(REQUIREMENTS) Look through the material below and give the number of lines holding "text", with no other words.

***** LISTING

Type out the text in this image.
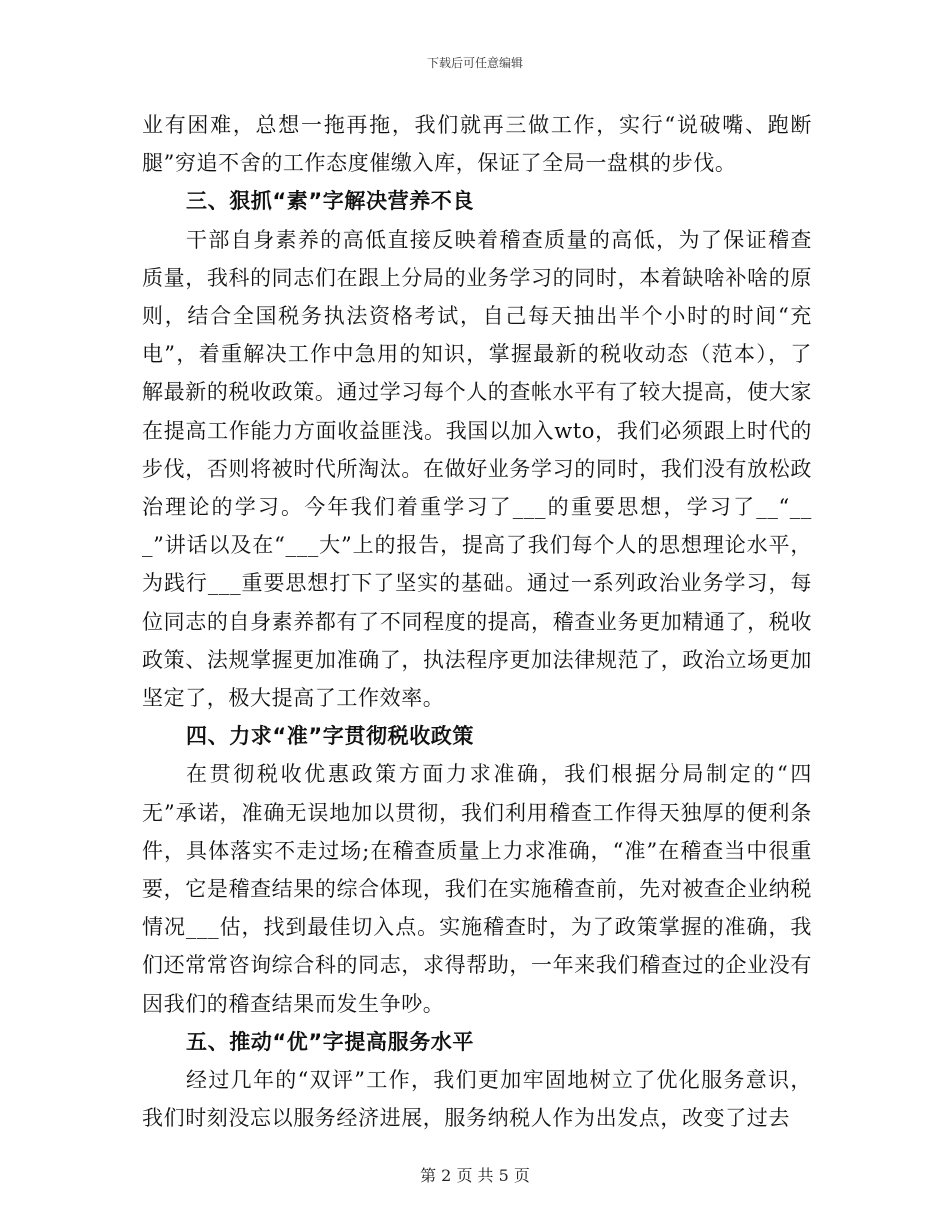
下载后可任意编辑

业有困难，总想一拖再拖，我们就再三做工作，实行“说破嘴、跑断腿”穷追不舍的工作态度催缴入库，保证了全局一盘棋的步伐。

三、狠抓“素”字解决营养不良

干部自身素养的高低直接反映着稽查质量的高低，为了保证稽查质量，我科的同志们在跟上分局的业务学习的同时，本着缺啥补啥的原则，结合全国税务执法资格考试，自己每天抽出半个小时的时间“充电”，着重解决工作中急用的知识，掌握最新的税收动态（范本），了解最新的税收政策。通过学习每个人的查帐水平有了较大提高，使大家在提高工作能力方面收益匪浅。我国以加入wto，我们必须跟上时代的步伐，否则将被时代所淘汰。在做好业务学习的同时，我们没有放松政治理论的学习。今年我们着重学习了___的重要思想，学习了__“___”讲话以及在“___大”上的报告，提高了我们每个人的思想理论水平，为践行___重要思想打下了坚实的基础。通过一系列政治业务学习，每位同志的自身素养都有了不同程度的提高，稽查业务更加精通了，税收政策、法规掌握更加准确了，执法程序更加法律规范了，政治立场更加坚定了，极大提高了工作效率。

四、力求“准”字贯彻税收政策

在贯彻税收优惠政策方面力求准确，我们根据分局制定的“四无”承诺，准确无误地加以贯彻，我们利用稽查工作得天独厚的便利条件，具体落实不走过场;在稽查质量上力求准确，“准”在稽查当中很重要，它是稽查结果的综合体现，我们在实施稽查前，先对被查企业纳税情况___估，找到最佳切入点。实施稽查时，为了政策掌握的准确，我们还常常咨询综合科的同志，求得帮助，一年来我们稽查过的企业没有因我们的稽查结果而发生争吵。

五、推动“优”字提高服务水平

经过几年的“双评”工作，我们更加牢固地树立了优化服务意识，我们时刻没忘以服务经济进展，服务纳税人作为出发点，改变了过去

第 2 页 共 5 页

**********
***** LISTING

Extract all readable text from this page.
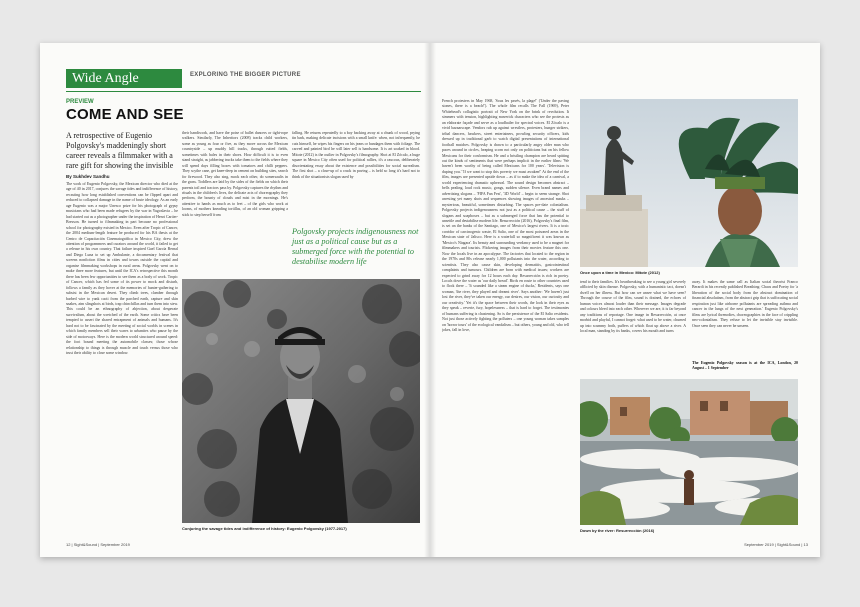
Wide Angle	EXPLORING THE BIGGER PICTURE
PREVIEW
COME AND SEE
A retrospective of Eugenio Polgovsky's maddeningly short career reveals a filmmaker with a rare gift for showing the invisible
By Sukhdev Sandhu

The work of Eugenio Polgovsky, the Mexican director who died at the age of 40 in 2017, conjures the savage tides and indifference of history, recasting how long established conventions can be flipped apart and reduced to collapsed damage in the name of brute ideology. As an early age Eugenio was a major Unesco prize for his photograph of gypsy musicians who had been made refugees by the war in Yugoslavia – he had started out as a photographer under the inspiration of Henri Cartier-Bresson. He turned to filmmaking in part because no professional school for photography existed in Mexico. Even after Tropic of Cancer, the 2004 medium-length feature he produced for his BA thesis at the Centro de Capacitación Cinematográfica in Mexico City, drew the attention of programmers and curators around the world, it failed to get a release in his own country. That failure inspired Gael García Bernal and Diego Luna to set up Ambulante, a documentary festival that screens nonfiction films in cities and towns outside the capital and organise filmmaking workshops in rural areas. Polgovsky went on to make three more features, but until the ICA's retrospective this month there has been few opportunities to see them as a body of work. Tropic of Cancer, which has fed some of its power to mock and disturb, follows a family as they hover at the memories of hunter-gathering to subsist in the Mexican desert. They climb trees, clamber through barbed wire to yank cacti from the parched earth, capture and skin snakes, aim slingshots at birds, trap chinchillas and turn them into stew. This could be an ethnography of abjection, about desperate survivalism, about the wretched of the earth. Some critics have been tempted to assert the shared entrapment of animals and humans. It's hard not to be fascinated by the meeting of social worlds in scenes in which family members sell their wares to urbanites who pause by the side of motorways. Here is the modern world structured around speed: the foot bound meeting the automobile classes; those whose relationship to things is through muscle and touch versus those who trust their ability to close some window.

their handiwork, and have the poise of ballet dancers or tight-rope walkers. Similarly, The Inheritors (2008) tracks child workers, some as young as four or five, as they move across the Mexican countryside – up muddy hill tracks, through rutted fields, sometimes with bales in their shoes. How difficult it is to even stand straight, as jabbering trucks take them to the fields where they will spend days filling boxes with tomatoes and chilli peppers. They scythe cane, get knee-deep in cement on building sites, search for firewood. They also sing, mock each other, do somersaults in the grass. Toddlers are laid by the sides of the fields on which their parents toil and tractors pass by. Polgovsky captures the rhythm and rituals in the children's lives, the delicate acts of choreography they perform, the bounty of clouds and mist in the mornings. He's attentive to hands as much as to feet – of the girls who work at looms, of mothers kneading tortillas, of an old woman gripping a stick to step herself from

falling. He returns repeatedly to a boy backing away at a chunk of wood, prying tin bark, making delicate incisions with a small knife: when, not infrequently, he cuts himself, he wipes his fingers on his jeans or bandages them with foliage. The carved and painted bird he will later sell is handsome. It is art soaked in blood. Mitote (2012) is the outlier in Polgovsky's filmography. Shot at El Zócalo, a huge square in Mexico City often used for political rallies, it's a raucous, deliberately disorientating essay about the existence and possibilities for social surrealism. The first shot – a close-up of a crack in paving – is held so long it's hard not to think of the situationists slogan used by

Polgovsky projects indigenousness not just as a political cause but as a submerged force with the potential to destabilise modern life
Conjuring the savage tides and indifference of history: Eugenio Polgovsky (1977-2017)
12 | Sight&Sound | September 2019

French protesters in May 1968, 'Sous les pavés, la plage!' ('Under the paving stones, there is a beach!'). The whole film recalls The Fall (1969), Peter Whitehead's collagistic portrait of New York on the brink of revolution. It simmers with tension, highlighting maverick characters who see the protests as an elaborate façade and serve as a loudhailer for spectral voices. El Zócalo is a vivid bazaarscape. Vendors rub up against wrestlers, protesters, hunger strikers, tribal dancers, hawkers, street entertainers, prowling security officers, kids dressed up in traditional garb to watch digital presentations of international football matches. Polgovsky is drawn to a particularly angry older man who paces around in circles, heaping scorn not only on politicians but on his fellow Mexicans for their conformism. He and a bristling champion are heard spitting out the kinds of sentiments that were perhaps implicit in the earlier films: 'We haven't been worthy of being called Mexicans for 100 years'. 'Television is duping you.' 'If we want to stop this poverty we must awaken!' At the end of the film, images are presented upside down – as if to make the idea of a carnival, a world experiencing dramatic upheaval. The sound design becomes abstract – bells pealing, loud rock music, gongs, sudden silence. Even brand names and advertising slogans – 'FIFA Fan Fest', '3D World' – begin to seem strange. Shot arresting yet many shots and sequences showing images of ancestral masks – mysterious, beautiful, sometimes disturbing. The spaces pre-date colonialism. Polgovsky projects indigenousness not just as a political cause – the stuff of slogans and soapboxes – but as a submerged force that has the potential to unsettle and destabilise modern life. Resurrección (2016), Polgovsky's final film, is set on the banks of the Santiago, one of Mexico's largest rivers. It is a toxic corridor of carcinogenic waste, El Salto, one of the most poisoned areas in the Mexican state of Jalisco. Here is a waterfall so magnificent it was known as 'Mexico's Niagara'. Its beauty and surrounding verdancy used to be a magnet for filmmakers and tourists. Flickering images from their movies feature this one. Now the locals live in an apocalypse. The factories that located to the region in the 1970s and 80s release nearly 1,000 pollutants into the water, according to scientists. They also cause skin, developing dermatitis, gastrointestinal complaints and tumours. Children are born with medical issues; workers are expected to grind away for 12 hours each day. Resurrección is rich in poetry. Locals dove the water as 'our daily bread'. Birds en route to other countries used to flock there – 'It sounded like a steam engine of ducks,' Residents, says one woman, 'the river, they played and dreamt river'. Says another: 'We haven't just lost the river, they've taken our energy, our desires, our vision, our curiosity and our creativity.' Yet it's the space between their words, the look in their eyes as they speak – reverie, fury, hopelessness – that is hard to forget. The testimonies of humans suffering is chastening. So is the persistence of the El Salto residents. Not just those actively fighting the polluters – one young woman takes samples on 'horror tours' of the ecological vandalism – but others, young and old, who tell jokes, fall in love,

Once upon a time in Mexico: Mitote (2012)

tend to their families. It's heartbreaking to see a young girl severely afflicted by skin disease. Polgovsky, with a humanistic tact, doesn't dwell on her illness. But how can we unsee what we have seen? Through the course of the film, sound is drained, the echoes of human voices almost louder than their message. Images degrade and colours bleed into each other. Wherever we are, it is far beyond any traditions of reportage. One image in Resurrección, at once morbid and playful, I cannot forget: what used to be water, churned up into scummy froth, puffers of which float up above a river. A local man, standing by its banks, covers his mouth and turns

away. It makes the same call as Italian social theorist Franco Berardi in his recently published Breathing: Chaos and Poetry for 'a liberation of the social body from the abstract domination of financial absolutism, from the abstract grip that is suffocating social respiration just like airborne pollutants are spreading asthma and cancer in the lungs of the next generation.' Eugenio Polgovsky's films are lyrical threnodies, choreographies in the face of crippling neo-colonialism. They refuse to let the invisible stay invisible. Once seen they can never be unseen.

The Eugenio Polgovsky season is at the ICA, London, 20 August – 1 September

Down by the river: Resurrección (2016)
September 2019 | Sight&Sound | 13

**********

(WRITTEN REPLY) 2